• **Your instructions**
The entries below should be output exactly as written.

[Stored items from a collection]
** BEGIN **

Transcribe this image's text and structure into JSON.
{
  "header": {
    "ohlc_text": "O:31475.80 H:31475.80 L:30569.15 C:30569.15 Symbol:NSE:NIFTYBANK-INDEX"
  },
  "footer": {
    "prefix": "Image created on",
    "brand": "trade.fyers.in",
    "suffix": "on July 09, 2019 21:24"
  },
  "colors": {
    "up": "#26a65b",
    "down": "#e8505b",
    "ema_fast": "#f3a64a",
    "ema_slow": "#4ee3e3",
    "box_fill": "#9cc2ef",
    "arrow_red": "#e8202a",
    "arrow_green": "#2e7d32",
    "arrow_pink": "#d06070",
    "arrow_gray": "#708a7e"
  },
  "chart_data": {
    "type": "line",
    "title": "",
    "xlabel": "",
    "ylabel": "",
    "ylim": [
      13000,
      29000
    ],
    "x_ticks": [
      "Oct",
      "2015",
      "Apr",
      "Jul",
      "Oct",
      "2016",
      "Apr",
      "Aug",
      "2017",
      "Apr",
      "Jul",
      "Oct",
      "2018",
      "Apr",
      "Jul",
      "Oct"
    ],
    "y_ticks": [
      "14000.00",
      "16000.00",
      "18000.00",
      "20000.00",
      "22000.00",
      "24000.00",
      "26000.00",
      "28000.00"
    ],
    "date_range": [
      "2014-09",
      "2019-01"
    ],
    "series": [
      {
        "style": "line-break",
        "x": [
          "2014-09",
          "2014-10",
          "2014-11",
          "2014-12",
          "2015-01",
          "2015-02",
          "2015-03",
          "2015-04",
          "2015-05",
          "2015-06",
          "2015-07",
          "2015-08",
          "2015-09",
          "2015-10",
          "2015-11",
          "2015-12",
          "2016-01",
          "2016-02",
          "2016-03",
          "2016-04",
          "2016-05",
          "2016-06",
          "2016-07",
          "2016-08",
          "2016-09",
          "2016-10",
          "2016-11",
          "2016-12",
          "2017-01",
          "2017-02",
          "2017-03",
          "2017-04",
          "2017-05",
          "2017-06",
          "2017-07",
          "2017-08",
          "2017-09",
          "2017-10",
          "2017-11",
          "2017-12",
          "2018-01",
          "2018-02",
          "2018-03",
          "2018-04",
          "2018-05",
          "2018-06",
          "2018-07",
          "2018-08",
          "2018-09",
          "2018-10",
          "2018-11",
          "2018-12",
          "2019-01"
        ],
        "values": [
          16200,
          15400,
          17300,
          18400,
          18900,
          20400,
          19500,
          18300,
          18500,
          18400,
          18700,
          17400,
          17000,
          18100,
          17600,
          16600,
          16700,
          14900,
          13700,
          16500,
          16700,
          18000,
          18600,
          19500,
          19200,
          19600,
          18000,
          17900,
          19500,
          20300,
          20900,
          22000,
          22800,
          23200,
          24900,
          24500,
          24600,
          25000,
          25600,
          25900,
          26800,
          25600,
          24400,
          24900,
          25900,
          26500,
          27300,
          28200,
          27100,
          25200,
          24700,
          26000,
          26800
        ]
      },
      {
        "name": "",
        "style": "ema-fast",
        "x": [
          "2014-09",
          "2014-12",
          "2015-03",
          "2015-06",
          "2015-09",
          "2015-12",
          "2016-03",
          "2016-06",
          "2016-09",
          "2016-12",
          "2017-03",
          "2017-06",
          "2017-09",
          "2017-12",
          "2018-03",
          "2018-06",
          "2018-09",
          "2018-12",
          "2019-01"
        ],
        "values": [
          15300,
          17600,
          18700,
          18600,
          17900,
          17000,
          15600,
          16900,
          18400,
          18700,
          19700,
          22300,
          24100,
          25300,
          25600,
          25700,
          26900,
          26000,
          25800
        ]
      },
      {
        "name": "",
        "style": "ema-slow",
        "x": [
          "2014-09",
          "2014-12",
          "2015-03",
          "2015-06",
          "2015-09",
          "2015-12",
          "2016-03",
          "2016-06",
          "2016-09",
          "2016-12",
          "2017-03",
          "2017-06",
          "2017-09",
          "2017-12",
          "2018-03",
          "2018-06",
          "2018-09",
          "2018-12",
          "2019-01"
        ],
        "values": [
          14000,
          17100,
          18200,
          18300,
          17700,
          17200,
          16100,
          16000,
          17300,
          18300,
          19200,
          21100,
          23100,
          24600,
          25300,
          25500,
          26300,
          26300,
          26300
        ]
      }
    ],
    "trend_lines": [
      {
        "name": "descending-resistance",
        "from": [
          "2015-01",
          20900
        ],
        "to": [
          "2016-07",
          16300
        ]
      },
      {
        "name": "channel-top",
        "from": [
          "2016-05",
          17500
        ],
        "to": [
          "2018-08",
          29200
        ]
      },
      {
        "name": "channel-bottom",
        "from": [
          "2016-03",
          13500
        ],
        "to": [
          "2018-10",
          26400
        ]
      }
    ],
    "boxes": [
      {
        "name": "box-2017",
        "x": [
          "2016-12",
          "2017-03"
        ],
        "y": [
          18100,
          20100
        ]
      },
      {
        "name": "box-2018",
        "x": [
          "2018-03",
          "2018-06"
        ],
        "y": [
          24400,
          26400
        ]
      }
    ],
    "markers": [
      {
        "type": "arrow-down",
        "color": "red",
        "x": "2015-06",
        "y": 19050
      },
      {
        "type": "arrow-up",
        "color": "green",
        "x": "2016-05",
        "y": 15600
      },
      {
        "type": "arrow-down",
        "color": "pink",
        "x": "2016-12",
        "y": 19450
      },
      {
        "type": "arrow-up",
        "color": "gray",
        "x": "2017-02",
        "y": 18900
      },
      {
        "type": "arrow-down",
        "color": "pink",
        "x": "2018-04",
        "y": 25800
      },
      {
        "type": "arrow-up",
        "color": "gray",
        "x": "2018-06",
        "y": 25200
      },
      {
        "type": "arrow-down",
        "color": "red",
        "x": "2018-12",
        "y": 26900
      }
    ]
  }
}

** END **

• **Task response**
Transcribe this image's text and structure into JSON.
{
  "header": {
    "ohlc_text": "O:31475.80 H:31475.80 L:30569.15 C:30569.15 Symbol:NSE:NIFTYBANK-INDEX"
  },
  "footer": {
    "prefix": "Image created on",
    "brand": "trade.fyers.in",
    "suffix": "on July 09, 2019 21:24"
  },
  "colors": {
    "up": "#26a65b",
    "down": "#e8505b",
    "ema_fast": "#f3a64a",
    "ema_slow": "#4ee3e3",
    "box_fill": "#9cc2ef",
    "arrow_red": "#e8202a",
    "arrow_green": "#2e7d32",
    "arrow_pink": "#d06070",
    "arrow_gray": "#708a7e"
  },
  "chart_data": {
    "type": "line",
    "title": "",
    "xlabel": "",
    "ylabel": "",
    "ylim": [
      13000,
      29000
    ],
    "x_ticks": [
      "Oct",
      "2015",
      "Apr",
      "Jul",
      "Oct",
      "2016",
      "Apr",
      "Aug",
      "2017",
      "Apr",
      "Jul",
      "Oct",
      "2018",
      "Apr",
      "Jul",
      "Oct"
    ],
    "y_ticks": [
      "14000.00",
      "16000.00",
      "18000.00",
      "20000.00",
      "22000.00",
      "24000.00",
      "26000.00",
      "28000.00"
    ],
    "date_range": [
      "2014-09",
      "2019-01"
    ],
    "series": [
      {
        "style": "line-break",
        "x": [
          "2014-09",
          "2014-10",
          "2014-11",
          "2014-12",
          "2015-01",
          "2015-02",
          "2015-03",
          "2015-04",
          "2015-05",
          "2015-06",
          "2015-07",
          "2015-08",
          "2015-09",
          "2015-10",
          "2015-11",
          "2015-12",
          "2016-01",
          "2016-02",
          "2016-03",
          "2016-04",
          "2016-05",
          "2016-06",
          "2016-07",
          "2016-08",
          "2016-09",
          "2016-10",
          "2016-11",
          "2016-12",
          "2017-01",
          "2017-02",
          "2017-03",
          "2017-04",
          "2017-05",
          "2017-06",
          "2017-07",
          "2017-08",
          "2017-09",
          "2017-10",
          "2017-11",
          "2017-12",
          "2018-01",
          "2018-02",
          "2018-03",
          "2018-04",
          "2018-05",
          "2018-06",
          "2018-07",
          "2018-08",
          "2018-09",
          "2018-10",
          "2018-11",
          "2018-12",
          "2019-01"
        ],
        "values": [
          16200,
          15400,
          17300,
          18400,
          18900,
          20400,
          19500,
          18300,
          18500,
          18400,
          18700,
          17400,
          17000,
          18100,
          17600,
          16600,
          16700,
          14900,
          13700,
          16500,
          16700,
          18000,
          18600,
          19500,
          19200,
          19600,
          18000,
          17900,
          19500,
          20300,
          20900,
          22000,
          22800,
          23200,
          24900,
          24500,
          24600,
          25000,
          25600,
          25900,
          26800,
          25600,
          24400,
          24900,
          25900,
          26500,
          27300,
          28200,
          27100,
          25200,
          24700,
          26000,
          26800
        ]
      },
      {
        "name": "",
        "style": "ema-fast",
        "x": [
          "2014-09",
          "2014-12",
          "2015-03",
          "2015-06",
          "2015-09",
          "2015-12",
          "2016-03",
          "2016-06",
          "2016-09",
          "2016-12",
          "2017-03",
          "2017-06",
          "2017-09",
          "2017-12",
          "2018-03",
          "2018-06",
          "2018-09",
          "2018-12",
          "2019-01"
        ],
        "values": [
          15300,
          17600,
          18700,
          18600,
          17900,
          17000,
          15600,
          16900,
          18400,
          18700,
          19700,
          22300,
          24100,
          25300,
          25600,
          25700,
          26900,
          26000,
          25800
        ]
      },
      {
        "name": "",
        "style": "ema-slow",
        "x": [
          "2014-09",
          "2014-12",
          "2015-03",
          "2015-06",
          "2015-09",
          "2015-12",
          "2016-03",
          "2016-06",
          "2016-09",
          "2016-12",
          "2017-03",
          "2017-06",
          "2017-09",
          "2017-12",
          "2018-03",
          "2018-06",
          "2018-09",
          "2018-12",
          "2019-01"
        ],
        "values": [
          14000,
          17100,
          18200,
          18300,
          17700,
          17200,
          16100,
          16000,
          17300,
          18300,
          19200,
          21100,
          23100,
          24600,
          25300,
          25500,
          26300,
          26300,
          26300
        ]
      }
    ],
    "trend_lines": [
      {
        "name": "descending-resistance",
        "from": [
          "2015-01",
          20900
        ],
        "to": [
          "2016-07",
          16300
        ]
      },
      {
        "name": "channel-top",
        "from": [
          "2016-05",
          17500
        ],
        "to": [
          "2018-08",
          29200
        ]
      },
      {
        "name": "channel-bottom",
        "from": [
          "2016-03",
          13500
        ],
        "to": [
          "2018-10",
          26400
        ]
      }
    ],
    "boxes": [
      {
        "name": "box-2017",
        "x": [
          "2016-12",
          "2017-03"
        ],
        "y": [
          18100,
          20100
        ]
      },
      {
        "name": "box-2018",
        "x": [
          "2018-03",
          "2018-06"
        ],
        "y": [
          24400,
          26400
        ]
      }
    ],
    "markers": [
      {
        "type": "arrow-down",
        "color": "red",
        "x": "2015-06",
        "y": 19050
      },
      {
        "type": "arrow-up",
        "color": "green",
        "x": "2016-05",
        "y": 15600
      },
      {
        "type": "arrow-down",
        "color": "pink",
        "x": "2016-12",
        "y": 19450
      },
      {
        "type": "arrow-up",
        "color": "gray",
        "x": "2017-02",
        "y": 18900
      },
      {
        "type": "arrow-down",
        "color": "pink",
        "x": "2018-04",
        "y": 25800
      },
      {
        "type": "arrow-up",
        "color": "gray",
        "x": "2018-06",
        "y": 25200
      },
      {
        "type": "arrow-down",
        "color": "red",
        "x": "2018-12",
        "y": 26900
      }
    ]
  }
}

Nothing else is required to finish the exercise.